● **WHAT TO WORK ON**:
The entries below should be transcribed in their entirety, exactly as written.
════════════════
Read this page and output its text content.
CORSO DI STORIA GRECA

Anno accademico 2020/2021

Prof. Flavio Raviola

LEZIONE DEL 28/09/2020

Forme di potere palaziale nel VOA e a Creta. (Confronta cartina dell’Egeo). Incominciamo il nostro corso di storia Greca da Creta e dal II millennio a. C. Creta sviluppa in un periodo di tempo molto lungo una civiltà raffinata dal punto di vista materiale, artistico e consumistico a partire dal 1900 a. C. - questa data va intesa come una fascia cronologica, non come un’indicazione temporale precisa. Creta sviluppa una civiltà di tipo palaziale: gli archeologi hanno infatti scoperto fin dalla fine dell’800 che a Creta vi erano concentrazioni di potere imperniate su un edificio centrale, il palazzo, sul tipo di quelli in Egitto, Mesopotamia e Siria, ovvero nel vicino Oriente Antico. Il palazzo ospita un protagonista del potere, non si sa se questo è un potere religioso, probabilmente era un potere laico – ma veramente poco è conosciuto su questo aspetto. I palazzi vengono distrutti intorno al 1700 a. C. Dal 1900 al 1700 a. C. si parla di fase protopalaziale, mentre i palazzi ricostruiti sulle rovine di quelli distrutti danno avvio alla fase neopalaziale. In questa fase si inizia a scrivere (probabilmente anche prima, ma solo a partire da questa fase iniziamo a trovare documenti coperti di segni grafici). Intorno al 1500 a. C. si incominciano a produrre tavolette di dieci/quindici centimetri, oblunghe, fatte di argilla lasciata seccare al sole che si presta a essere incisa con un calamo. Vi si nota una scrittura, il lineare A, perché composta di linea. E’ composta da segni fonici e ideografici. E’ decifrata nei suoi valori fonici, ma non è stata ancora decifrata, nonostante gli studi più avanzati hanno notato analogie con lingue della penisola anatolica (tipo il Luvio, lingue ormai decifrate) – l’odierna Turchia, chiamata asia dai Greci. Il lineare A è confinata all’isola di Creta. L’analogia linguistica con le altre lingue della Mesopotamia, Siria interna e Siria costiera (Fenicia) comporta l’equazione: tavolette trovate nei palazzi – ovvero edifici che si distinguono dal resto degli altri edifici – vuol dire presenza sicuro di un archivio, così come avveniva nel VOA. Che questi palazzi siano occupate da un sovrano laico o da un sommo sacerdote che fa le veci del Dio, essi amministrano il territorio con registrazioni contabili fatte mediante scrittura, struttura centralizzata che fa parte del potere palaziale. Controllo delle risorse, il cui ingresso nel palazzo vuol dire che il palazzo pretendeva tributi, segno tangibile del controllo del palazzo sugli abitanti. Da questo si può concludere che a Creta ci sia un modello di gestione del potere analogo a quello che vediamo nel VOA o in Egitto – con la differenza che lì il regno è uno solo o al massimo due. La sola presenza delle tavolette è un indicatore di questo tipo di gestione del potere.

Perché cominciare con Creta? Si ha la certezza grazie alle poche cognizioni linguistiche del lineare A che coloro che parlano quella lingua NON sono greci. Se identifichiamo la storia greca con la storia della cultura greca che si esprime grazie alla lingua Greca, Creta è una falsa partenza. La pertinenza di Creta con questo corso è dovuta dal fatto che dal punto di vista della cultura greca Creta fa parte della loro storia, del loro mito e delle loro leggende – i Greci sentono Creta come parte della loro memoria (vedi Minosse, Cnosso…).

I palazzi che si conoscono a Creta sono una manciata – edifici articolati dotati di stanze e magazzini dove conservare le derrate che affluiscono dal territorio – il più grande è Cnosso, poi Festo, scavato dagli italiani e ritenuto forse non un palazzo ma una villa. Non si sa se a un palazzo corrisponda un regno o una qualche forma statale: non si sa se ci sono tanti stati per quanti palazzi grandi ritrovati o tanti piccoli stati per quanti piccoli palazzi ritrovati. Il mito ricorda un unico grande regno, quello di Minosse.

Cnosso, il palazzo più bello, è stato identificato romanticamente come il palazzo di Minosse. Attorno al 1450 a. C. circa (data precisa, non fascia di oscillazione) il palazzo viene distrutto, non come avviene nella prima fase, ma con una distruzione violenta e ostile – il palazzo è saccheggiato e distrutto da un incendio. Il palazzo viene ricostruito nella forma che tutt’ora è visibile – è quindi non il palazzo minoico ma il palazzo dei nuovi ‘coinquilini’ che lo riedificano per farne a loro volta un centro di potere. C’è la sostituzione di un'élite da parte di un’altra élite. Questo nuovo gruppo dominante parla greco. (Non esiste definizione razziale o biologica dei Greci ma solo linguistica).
════════════════
● **RESULT FOR THIS EXERCISE**:
Read this page and output its text content.
CORSO DI STORIA GRECA

Anno accademico 2020/2021

Prof. Flavio Raviola

LEZIONE DEL 28/09/2020

Forme di potere palaziale nel VOA e a Creta. (Confronta cartina dell’Egeo). Incominciamo il nostro corso di storia Greca da Creta e dal II millennio a. C. Creta sviluppa in un periodo di tempo molto lungo una civiltà raffinata dal punto di vista materiale, artistico e consumistico a partire dal 1900 a. C. - questa data va intesa come una fascia cronologica, non come un’indicazione temporale precisa. Creta sviluppa una civiltà di tipo palaziale: gli archeologi hanno infatti scoperto fin dalla fine dell’800 che a Creta vi erano concentrazioni di potere imperniate su un edificio centrale, il palazzo, sul tipo di quelli in Egitto, Mesopotamia e Siria, ovvero nel vicino Oriente Antico. Il palazzo ospita un protagonista del potere, non si sa se questo è un potere religioso, probabilmente era un potere laico – ma veramente poco è conosciuto su questo aspetto. I palazzi vengono distrutti intorno al 1700 a. C. Dal 1900 al 1700 a. C. si parla di fase protopalaziale, mentre i palazzi ricostruiti sulle rovine di quelli distrutti danno avvio alla fase neopalaziale. In questa fase si inizia a scrivere (probabilmente anche prima, ma solo a partire da questa fase iniziamo a trovare documenti coperti di segni grafici). Intorno al 1500 a. C. si incominciano a produrre tavolette di dieci/quindici centimetri, oblunghe, fatte di argilla lasciata seccare al sole che si presta a essere incisa con un calamo. Vi si nota una scrittura, il lineare A, perché composta di linea. E’ composta da segni fonici e ideografici. E’ decifrata nei suoi valori fonici, ma non è stata ancora decifrata, nonostante gli studi più avanzati hanno notato analogie con lingue della penisola anatolica (tipo il Luvio, lingue ormai decifrate) – l’odierna Turchia, chiamata asia dai Greci. Il lineare A è confinata all’isola di Creta. L’analogia linguistica con le altre lingue della Mesopotamia, Siria interna e Siria costiera (Fenicia) comporta l’equazione: tavolette trovate nei palazzi – ovvero edifici che si distinguono dal resto degli altri edifici – vuol dire presenza sicuro di un archivio, così come avveniva nel VOA. Che questi palazzi siano occupate da un sovrano laico o da un sommo sacerdote che fa le veci del Dio, essi amministrano il territorio con registrazioni contabili fatte mediante scrittura, struttura centralizzata che fa parte del potere palaziale. Controllo delle risorse, il cui ingresso nel palazzo vuol dire che il palazzo pretendeva tributi, segno tangibile del controllo del palazzo sugli abitanti. Da questo si può concludere che a Creta ci sia un modello di gestione del potere analogo a quello che vediamo nel VOA o in Egitto – con la differenza che lì il regno è uno solo o al massimo due. La sola presenza delle tavolette è un indicatore di questo tipo di gestione del potere.

Perché cominciare con Creta? Si ha la certezza grazie alle poche cognizioni linguistiche del lineare A che coloro che parlano quella lingua NON sono greci. Se identifichiamo la storia greca con la storia della cultura greca che si esprime grazie alla lingua Greca, Creta è una falsa partenza. La pertinenza di Creta con questo corso è dovuta dal fatto che dal punto di vista della cultura greca Creta fa parte della loro storia, del loro mito e delle loro leggende – i Greci sentono Creta come parte della loro memoria (vedi Minosse, Cnosso…).

I palazzi che si conoscono a Creta sono una manciata – edifici articolati dotati di stanze e magazzini dove conservare le derrate che affluiscono dal territorio – il più grande è Cnosso, poi Festo, scavato dagli italiani e ritenuto forse non un palazzo ma una villa. Non si sa se a un palazzo corrisponda un regno o una qualche forma statale: non si sa se ci sono tanti stati per quanti palazzi grandi ritrovati o tanti piccoli stati per quanti piccoli palazzi ritrovati. Il mito ricorda un unico grande regno, quello di Minosse.

Cnosso, il palazzo più bello, è stato identificato romanticamente come il palazzo di Minosse. Attorno al 1450 a. C. circa (data precisa, non fascia di oscillazione) il palazzo viene distrutto, non come avviene nella prima fase, ma con una distruzione violenta e ostile – il palazzo è saccheggiato e distrutto da un incendio. Il palazzo viene ricostruito nella forma che tutt’ora è visibile – è quindi non il palazzo minoico ma il palazzo dei nuovi ‘coinquilini’ che lo riedificano per farne a loro volta un centro di potere. C’è la sostituzione di un'élite da parte di un’altra élite. Questo nuovo gruppo dominante parla greco. (Non esiste definizione razziale o biologica dei Greci ma solo linguistica).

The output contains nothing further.